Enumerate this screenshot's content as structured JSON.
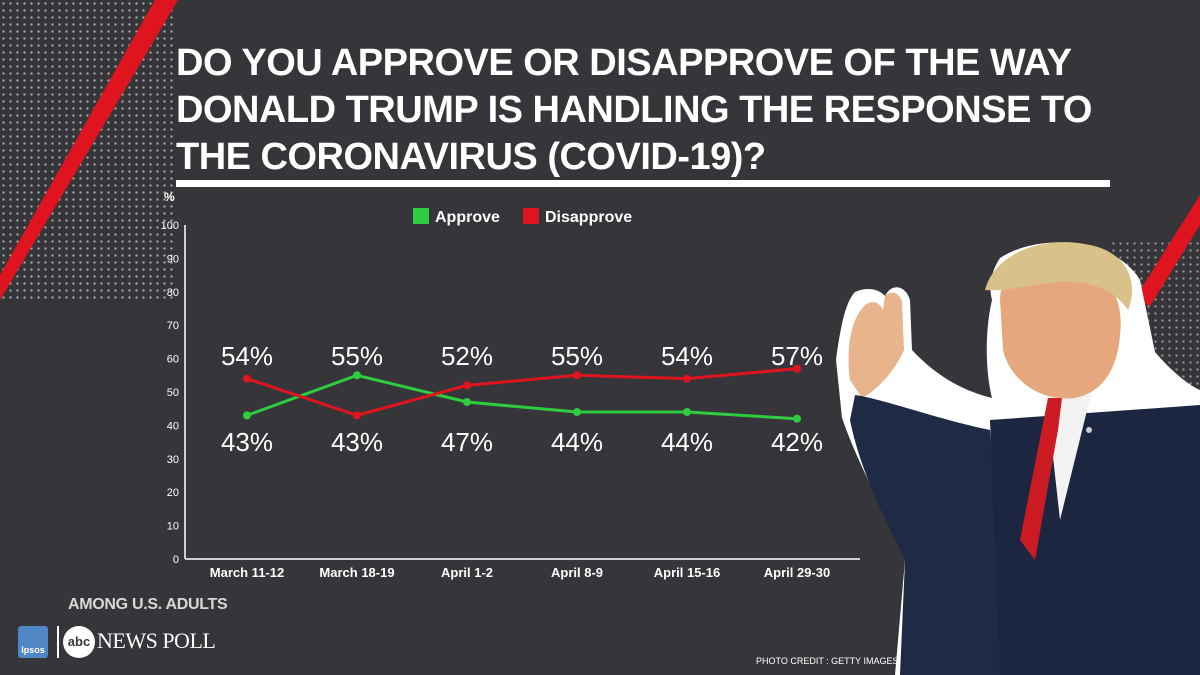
{
  "title": "Do you approve or disapprove of the way Donald Trump is handling the response to the coronavirus (COVID-19)?",
  "footer": {
    "note": "AMONG U.S. ADULTS",
    "ipsos_logo": "Ipsos",
    "abc_logo": "abc",
    "news_poll": "NEWS POLL",
    "photo_credit": "PHOTO CREDIT : GETTY IMAGES"
  },
  "colors": {
    "background": "#363539",
    "approve": "#2ecc40",
    "disapprove": "#e0141e",
    "accent_stripe": "#e0141e"
  },
  "chart_data": {
    "type": "line",
    "ylabel": "%",
    "ylim": [
      0,
      100
    ],
    "yticks": [
      0,
      10,
      20,
      30,
      40,
      50,
      60,
      70,
      80,
      90,
      100
    ],
    "categories": [
      "March 11-12",
      "March 18-19",
      "April 1-2",
      "April 8-9",
      "April 15-16",
      "April 29-30"
    ],
    "series": [
      {
        "name": "Approve",
        "color": "#2ecc40",
        "values": [
          43,
          55,
          47,
          44,
          44,
          42
        ],
        "labels": [
          "43%",
          "55%",
          "47%",
          "44%",
          "44%",
          "42%"
        ]
      },
      {
        "name": "Disapprove",
        "color": "#e0141e",
        "values": [
          54,
          43,
          52,
          55,
          54,
          57
        ],
        "labels": [
          "54%",
          "43%",
          "52%",
          "55%",
          "54%",
          "57%"
        ]
      }
    ],
    "legend_position": "top",
    "grid": false
  }
}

□ □ □ □

**Task**.
Please return every line of the material above that includes "April".

**Response to the task**.
      "April 1-2",
      "April 8-9",
      "April 15-16",
      "April 29-30"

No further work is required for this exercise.